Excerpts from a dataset
※
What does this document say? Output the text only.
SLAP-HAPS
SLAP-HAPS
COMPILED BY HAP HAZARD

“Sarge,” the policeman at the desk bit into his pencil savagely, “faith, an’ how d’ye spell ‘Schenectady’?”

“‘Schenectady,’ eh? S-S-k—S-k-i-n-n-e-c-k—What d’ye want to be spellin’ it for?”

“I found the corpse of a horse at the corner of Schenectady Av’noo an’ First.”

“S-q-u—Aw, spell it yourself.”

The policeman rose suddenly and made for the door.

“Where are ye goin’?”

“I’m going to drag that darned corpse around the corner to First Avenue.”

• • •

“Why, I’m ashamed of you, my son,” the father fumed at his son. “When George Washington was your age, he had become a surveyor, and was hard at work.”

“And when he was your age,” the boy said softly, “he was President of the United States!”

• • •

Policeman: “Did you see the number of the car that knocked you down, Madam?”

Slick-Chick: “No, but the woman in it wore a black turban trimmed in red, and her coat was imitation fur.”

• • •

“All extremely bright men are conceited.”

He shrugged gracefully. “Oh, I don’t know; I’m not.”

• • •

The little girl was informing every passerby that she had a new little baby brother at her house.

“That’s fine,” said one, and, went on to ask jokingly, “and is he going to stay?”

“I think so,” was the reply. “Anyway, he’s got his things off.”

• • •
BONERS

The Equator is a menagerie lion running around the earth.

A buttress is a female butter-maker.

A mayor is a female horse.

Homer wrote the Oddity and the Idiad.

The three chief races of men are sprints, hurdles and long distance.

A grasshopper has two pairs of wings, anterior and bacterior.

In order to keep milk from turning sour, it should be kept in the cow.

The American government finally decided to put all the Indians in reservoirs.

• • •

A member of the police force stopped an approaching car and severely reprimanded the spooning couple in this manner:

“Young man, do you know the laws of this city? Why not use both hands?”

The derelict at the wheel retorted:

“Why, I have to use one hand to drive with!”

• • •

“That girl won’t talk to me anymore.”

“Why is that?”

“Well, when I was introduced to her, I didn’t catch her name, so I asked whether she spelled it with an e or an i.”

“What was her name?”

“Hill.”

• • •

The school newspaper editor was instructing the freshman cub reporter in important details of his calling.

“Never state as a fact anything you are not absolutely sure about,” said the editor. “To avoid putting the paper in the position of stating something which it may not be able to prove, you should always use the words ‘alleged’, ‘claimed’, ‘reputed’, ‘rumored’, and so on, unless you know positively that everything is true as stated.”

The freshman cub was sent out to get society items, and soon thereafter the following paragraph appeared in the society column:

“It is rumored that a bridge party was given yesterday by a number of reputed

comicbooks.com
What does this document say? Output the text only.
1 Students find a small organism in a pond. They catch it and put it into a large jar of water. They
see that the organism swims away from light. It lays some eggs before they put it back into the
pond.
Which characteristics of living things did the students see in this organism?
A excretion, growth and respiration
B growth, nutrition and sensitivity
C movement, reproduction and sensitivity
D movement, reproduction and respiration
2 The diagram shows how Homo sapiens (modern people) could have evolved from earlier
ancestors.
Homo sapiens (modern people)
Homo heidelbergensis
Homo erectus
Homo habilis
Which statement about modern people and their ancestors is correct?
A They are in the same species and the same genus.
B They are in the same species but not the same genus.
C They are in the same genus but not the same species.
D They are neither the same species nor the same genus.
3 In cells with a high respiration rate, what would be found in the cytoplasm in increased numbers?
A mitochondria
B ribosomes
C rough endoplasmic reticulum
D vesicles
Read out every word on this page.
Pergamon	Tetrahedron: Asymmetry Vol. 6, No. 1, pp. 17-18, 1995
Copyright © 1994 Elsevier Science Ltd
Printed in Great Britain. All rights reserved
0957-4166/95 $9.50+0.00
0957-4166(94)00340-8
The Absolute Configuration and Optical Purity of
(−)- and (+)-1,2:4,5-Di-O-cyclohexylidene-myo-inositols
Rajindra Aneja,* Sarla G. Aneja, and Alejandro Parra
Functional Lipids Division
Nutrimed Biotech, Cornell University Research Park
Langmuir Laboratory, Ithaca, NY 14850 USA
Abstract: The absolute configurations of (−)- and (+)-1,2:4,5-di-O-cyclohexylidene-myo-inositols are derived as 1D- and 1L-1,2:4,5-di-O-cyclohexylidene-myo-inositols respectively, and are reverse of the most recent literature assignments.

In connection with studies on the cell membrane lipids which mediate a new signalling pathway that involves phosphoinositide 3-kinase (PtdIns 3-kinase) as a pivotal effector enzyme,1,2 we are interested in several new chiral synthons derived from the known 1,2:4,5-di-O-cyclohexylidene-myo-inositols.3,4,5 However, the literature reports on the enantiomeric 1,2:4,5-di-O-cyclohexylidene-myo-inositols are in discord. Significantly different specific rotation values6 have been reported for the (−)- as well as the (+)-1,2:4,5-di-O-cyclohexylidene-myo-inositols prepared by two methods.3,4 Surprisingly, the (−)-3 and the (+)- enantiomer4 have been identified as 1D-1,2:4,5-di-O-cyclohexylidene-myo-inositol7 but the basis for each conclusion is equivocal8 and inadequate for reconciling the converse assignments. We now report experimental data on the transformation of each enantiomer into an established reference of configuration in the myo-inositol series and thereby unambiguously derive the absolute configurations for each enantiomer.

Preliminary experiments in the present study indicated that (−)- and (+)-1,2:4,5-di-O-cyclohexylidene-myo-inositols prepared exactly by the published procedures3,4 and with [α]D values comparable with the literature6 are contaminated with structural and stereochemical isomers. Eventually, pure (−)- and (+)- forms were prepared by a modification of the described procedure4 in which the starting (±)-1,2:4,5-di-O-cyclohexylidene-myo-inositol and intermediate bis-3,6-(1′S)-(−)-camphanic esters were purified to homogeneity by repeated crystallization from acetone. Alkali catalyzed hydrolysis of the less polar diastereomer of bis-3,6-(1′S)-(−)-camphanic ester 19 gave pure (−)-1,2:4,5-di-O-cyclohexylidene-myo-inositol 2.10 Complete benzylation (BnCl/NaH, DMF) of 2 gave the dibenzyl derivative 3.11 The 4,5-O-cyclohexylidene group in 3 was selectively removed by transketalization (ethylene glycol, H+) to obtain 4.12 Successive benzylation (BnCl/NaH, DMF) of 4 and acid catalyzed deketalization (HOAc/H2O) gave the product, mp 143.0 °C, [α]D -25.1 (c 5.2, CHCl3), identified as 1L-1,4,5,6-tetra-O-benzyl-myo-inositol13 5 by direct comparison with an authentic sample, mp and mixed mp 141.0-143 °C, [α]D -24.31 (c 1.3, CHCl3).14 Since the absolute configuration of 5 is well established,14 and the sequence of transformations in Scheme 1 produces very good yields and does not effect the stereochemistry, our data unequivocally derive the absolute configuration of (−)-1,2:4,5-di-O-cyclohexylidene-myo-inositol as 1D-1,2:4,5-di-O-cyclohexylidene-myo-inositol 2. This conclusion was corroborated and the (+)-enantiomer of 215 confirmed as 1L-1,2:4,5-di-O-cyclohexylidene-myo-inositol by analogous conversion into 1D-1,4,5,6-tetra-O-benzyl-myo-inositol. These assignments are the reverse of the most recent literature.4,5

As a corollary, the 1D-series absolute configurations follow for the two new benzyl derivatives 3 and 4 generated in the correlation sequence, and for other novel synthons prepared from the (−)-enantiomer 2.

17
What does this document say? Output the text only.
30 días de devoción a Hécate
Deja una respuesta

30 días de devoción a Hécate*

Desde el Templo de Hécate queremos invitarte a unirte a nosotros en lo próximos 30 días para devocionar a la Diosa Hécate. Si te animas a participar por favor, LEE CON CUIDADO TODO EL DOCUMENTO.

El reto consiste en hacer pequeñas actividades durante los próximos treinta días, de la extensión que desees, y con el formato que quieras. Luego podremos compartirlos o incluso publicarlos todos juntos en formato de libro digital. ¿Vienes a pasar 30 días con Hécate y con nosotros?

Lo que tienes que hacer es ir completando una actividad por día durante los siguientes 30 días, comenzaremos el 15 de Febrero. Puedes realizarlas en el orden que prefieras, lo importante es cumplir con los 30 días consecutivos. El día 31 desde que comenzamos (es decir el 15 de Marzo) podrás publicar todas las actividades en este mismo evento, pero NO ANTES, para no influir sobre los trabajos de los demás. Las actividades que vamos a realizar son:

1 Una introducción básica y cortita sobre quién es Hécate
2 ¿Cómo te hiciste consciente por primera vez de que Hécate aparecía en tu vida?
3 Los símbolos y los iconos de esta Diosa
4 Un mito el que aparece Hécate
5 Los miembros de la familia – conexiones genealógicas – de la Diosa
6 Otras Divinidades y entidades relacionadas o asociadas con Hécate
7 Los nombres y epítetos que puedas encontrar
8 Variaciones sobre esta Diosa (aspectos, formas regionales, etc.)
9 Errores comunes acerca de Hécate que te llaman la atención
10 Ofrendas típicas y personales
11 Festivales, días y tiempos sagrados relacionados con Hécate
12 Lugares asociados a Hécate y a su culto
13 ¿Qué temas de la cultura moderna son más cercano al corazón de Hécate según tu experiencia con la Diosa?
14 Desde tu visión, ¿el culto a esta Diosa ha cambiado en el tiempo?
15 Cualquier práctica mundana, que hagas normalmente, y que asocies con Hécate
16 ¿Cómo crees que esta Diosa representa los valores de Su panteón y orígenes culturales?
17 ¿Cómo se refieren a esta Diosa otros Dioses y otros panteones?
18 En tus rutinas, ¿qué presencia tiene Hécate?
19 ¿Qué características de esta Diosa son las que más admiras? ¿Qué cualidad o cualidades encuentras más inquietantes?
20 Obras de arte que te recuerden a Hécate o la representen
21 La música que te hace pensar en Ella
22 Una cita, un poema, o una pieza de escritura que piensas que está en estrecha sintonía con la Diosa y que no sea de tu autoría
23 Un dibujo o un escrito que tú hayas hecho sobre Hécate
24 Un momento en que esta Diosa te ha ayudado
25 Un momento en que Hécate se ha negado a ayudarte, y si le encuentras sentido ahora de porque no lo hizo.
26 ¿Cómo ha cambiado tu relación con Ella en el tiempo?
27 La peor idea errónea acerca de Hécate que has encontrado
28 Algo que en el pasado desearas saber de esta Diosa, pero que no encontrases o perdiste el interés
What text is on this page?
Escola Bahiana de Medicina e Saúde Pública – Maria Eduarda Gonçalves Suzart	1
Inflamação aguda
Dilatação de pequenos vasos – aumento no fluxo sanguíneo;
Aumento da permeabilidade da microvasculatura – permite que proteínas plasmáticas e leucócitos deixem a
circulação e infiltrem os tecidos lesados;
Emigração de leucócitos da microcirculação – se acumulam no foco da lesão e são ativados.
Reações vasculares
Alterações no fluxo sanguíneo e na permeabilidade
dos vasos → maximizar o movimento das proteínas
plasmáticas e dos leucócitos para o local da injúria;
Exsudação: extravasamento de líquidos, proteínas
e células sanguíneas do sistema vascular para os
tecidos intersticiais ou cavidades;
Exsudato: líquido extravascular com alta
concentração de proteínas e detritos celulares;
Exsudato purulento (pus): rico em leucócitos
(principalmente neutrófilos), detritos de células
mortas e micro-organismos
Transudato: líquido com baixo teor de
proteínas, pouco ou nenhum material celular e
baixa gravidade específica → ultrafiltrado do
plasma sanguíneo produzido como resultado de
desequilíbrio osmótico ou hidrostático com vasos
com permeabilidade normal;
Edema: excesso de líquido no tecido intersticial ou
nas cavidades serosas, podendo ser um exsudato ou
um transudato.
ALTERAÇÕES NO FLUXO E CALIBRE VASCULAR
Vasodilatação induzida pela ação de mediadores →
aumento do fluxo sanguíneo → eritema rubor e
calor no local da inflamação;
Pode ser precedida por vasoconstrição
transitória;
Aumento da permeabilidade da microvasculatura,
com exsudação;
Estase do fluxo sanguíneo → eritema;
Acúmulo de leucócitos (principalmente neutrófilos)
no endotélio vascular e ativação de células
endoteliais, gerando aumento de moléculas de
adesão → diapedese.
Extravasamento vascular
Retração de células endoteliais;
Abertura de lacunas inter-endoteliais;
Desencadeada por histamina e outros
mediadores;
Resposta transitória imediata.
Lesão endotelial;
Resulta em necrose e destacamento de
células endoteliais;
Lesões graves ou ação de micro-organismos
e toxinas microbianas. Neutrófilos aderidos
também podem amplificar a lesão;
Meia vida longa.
※
** Exercise instructions **
Which lines in the data above hold the string "tecidos"? Show each one.

** Response to the exercise **
circulação e infiltrem os tecidos lesados;
tecidos intersticiais ou cavidades;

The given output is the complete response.